Start Stored records
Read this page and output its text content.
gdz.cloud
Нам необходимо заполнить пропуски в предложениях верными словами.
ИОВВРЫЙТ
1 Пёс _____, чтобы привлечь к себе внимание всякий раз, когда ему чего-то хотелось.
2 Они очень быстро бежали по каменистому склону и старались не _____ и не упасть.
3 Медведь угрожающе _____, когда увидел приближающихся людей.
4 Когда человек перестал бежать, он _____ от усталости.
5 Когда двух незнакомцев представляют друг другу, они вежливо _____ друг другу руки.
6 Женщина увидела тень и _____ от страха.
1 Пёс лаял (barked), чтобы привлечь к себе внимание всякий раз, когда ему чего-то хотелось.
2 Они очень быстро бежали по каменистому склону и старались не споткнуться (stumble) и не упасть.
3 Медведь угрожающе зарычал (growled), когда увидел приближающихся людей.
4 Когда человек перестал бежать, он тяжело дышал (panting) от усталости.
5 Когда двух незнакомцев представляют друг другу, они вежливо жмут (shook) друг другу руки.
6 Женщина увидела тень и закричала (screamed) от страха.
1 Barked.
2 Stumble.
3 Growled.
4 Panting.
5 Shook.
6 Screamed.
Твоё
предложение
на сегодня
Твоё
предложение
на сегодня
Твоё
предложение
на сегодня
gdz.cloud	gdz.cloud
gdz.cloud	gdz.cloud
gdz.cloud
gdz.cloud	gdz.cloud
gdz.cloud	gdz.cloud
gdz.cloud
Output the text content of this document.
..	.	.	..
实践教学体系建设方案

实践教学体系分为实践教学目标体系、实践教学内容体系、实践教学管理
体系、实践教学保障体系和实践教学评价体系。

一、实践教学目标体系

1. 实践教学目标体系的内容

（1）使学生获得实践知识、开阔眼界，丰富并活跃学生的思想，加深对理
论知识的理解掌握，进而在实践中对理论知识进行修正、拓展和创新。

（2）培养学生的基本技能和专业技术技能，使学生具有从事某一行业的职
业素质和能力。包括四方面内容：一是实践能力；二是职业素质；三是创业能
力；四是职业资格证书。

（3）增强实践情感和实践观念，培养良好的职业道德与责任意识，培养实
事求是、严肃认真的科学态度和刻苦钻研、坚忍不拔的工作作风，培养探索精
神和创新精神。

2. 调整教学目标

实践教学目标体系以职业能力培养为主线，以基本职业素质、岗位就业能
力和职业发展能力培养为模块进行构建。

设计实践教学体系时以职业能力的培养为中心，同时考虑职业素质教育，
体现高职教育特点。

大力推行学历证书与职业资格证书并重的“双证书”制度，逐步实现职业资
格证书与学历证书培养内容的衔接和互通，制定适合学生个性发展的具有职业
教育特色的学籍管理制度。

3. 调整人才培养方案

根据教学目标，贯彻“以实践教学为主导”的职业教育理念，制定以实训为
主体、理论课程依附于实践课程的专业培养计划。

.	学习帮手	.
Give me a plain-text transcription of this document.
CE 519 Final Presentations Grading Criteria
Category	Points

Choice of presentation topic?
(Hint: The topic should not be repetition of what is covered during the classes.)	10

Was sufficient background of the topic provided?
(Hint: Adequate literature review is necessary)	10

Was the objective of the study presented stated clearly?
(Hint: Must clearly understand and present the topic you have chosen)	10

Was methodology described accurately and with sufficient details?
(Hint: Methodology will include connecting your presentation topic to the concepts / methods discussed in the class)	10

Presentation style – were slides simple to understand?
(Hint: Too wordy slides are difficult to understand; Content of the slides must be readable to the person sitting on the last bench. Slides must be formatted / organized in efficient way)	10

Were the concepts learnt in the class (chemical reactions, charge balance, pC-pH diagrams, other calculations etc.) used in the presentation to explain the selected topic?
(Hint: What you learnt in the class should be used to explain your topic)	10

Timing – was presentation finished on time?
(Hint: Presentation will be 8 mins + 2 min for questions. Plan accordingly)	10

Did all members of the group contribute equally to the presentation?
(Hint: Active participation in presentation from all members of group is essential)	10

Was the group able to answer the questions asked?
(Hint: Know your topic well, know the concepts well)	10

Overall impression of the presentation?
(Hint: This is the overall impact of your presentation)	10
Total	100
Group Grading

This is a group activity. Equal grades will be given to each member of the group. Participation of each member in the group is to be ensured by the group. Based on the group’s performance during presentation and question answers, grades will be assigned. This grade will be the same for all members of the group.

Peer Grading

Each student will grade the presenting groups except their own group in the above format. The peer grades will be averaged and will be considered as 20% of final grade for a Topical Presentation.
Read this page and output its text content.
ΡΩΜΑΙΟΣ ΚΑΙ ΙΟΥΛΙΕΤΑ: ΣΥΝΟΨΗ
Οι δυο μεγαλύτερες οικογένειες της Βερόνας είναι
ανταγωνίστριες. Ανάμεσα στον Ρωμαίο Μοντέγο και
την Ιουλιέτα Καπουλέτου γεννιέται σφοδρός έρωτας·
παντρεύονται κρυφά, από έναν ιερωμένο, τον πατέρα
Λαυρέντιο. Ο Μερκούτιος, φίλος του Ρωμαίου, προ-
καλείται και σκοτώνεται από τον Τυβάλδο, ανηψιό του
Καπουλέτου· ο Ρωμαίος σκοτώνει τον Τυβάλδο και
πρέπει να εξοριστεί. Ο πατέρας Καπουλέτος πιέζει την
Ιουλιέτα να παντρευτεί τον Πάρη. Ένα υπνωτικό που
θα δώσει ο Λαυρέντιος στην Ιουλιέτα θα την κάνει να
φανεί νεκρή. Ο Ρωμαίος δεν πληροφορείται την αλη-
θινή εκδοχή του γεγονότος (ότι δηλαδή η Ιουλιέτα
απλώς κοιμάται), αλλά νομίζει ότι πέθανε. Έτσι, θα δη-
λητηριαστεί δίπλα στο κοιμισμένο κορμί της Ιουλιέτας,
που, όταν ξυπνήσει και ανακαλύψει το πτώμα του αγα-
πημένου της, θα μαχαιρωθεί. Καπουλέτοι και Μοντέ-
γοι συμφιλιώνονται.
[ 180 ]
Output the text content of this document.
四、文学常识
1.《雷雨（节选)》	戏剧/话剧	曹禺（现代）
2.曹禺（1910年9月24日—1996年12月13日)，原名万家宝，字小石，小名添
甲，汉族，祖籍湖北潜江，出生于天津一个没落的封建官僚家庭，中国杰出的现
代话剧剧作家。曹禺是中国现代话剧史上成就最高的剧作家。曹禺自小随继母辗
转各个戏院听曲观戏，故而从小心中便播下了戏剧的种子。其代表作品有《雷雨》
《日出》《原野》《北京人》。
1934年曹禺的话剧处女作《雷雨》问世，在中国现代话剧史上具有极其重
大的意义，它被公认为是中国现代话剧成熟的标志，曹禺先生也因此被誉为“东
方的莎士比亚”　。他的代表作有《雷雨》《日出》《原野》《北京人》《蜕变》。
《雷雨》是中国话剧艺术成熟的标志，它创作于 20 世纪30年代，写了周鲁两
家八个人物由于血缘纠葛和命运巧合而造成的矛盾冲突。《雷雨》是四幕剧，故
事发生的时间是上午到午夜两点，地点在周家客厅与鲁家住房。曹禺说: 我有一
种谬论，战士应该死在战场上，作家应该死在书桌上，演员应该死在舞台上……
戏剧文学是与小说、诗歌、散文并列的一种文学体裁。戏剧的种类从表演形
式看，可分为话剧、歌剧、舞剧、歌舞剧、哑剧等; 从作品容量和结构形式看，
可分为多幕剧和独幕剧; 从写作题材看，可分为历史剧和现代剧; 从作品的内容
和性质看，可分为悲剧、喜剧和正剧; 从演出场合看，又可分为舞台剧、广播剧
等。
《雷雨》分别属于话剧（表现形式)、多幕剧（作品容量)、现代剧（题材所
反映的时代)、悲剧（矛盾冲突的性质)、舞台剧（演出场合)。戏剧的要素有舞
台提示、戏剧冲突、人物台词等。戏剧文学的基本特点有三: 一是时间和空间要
End Stored records
> **Stated goal**
Set down each entry again, unchanged.

> **Complete output**
Read this page and output its text content.
gdz.cloud
Нам необходимо заполнить пропуски в предложениях верными словами.
ИОВВРЫЙТ
1 Пёс _____, чтобы привлечь к себе внимание всякий раз, когда ему чего-то хотелось.
2 Они очень быстро бежали по каменистому склону и старались не _____ и не упасть.
3 Медведь угрожающе _____, когда увидел приближающихся людей.
4 Когда человек перестал бежать, он _____ от усталости.
5 Когда двух незнакомцев представляют друг другу, они вежливо _____ друг другу руки.
6 Женщина увидела тень и _____ от страха.
1 Пёс лаял (barked), чтобы привлечь к себе внимание всякий раз, когда ему чего-то хотелось.
2 Они очень быстро бежали по каменистому склону и старались не споткнуться (stumble) и не упасть.
3 Медведь угрожающе зарычал (growled), когда увидел приближающихся людей.
4 Когда человек перестал бежать, он тяжело дышал (panting) от усталости.
5 Когда двух незнакомцев представляют друг другу, они вежливо жмут (shook) друг другу руки.
6 Женщина увидела тень и закричала (screamed) от страха.
1 Barked.
2 Stumble.
3 Growled.
4 Panting.
5 Shook.
6 Screamed.
Твоё
предложение
на сегодня
Твоё
предложение
на сегодня
Твоё
предложение
на сегодня
gdz.cloud	gdz.cloud
gdz.cloud	gdz.cloud
gdz.cloud
gdz.cloud	gdz.cloud
gdz.cloud	gdz.cloud
gdz.cloud
Output the text content of this document.
..	.	.	..
实践教学体系建设方案

实践教学体系分为实践教学目标体系、实践教学内容体系、实践教学管理
体系、实践教学保障体系和实践教学评价体系。

一、实践教学目标体系

1. 实践教学目标体系的内容

（1）使学生获得实践知识、开阔眼界，丰富并活跃学生的思想，加深对理
论知识的理解掌握，进而在实践中对理论知识进行修正、拓展和创新。

（2）培养学生的基本技能和专业技术技能，使学生具有从事某一行业的职
业素质和能力。包括四方面内容：一是实践能力；二是职业素质；三是创业能
力；四是职业资格证书。

（3）增强实践情感和实践观念，培养良好的职业道德与责任意识，培养实
事求是、严肃认真的科学态度和刻苦钻研、坚忍不拔的工作作风，培养探索精
神和创新精神。

2. 调整教学目标

实践教学目标体系以职业能力培养为主线，以基本职业素质、岗位就业能
力和职业发展能力培养为模块进行构建。

设计实践教学体系时以职业能力的培养为中心，同时考虑职业素质教育，
体现高职教育特点。

大力推行学历证书与职业资格证书并重的“双证书”制度，逐步实现职业资
格证书与学历证书培养内容的衔接和互通，制定适合学生个性发展的具有职业
教育特色的学籍管理制度。

3. 调整人才培养方案

根据教学目标，贯彻“以实践教学为主导”的职业教育理念，制定以实训为
主体、理论课程依附于实践课程的专业培养计划。

.	学习帮手	.
Give me a plain-text transcription of this document.
CE 519 Final Presentations Grading Criteria
Category	Points

Choice of presentation topic?
(Hint: The topic should not be repetition of what is covered during the classes.)	10

Was sufficient background of the topic provided?
(Hint: Adequate literature review is necessary)	10

Was the objective of the study presented stated clearly?
(Hint: Must clearly understand and present the topic you have chosen)	10

Was methodology described accurately and with sufficient details?
(Hint: Methodology will include connecting your presentation topic to the concepts / methods discussed in the class)	10

Presentation style – were slides simple to understand?
(Hint: Too wordy slides are difficult to understand; Content of the slides must be readable to the person sitting on the last bench. Slides must be formatted / organized in efficient way)	10

Were the concepts learnt in the class (chemical reactions, charge balance, pC-pH diagrams, other calculations etc.) used in the presentation to explain the selected topic?
(Hint: What you learnt in the class should be used to explain your topic)	10

Timing – was presentation finished on time?
(Hint: Presentation will be 8 mins + 2 min for questions. Plan accordingly)	10

Did all members of the group contribute equally to the presentation?
(Hint: Active participation in presentation from all members of group is essential)	10

Was the group able to answer the questions asked?
(Hint: Know your topic well, know the concepts well)	10

Overall impression of the presentation?
(Hint: This is the overall impact of your presentation)	10
Total	100
Group Grading

This is a group activity. Equal grades will be given to each member of the group. Participation of each member in the group is to be ensured by the group. Based on the group’s performance during presentation and question answers, grades will be assigned. This grade will be the same for all members of the group.

Peer Grading

Each student will grade the presenting groups except their own group in the above format. The peer grades will be averaged and will be considered as 20% of final grade for a Topical Presentation.
Read this page and output its text content.
ΡΩΜΑΙΟΣ ΚΑΙ ΙΟΥΛΙΕΤΑ: ΣΥΝΟΨΗ
Οι δυο μεγαλύτερες οικογένειες της Βερόνας είναι
ανταγωνίστριες. Ανάμεσα στον Ρωμαίο Μοντέγο και
την Ιουλιέτα Καπουλέτου γεννιέται σφοδρός έρωτας·
παντρεύονται κρυφά, από έναν ιερωμένο, τον πατέρα
Λαυρέντιο. Ο Μερκούτιος, φίλος του Ρωμαίου, προ-
καλείται και σκοτώνεται από τον Τυβάλδο, ανηψιό του
Καπουλέτου· ο Ρωμαίος σκοτώνει τον Τυβάλδο και
πρέπει να εξοριστεί. Ο πατέρας Καπουλέτος πιέζει την
Ιουλιέτα να παντρευτεί τον Πάρη. Ένα υπνωτικό που
θα δώσει ο Λαυρέντιος στην Ιουλιέτα θα την κάνει να
φανεί νεκρή. Ο Ρωμαίος δεν πληροφορείται την αλη-
θινή εκδοχή του γεγονότος (ότι δηλαδή η Ιουλιέτα
απλώς κοιμάται), αλλά νομίζει ότι πέθανε. Έτσι, θα δη-
λητηριαστεί δίπλα στο κοιμισμένο κορμί της Ιουλιέτας,
που, όταν ξυπνήσει και ανακαλύψει το πτώμα του αγα-
πημένου της, θα μαχαιρωθεί. Καπουλέτοι και Μοντέ-
γοι συμφιλιώνονται.
[ 180 ]
Output the text content of this document.
四、文学常识
1.《雷雨（节选)》	戏剧/话剧	曹禺（现代）
2.曹禺（1910年9月24日—1996年12月13日)，原名万家宝，字小石，小名添
甲，汉族，祖籍湖北潜江，出生于天津一个没落的封建官僚家庭，中国杰出的现
代话剧剧作家。曹禺是中国现代话剧史上成就最高的剧作家。曹禺自小随继母辗
转各个戏院听曲观戏，故而从小心中便播下了戏剧的种子。其代表作品有《雷雨》
《日出》《原野》《北京人》。
1934年曹禺的话剧处女作《雷雨》问世，在中国现代话剧史上具有极其重
大的意义，它被公认为是中国现代话剧成熟的标志，曹禺先生也因此被誉为“东
方的莎士比亚”　。他的代表作有《雷雨》《日出》《原野》《北京人》《蜕变》。
《雷雨》是中国话剧艺术成熟的标志，它创作于 20 世纪30年代，写了周鲁两
家八个人物由于血缘纠葛和命运巧合而造成的矛盾冲突。《雷雨》是四幕剧，故
事发生的时间是上午到午夜两点，地点在周家客厅与鲁家住房。曹禺说: 我有一
种谬论，战士应该死在战场上，作家应该死在书桌上，演员应该死在舞台上……
戏剧文学是与小说、诗歌、散文并列的一种文学体裁。戏剧的种类从表演形
式看，可分为话剧、歌剧、舞剧、歌舞剧、哑剧等; 从作品容量和结构形式看，
可分为多幕剧和独幕剧; 从写作题材看，可分为历史剧和现代剧; 从作品的内容
和性质看，可分为悲剧、喜剧和正剧; 从演出场合看，又可分为舞台剧、广播剧
等。
《雷雨》分别属于话剧（表现形式)、多幕剧（作品容量)、现代剧（题材所
反映的时代)、悲剧（矛盾冲突的性质)、舞台剧（演出场合)。戏剧的要素有舞
台提示、戏剧冲突、人物台词等。戏剧文学的基本特点有三: 一是时间和空间要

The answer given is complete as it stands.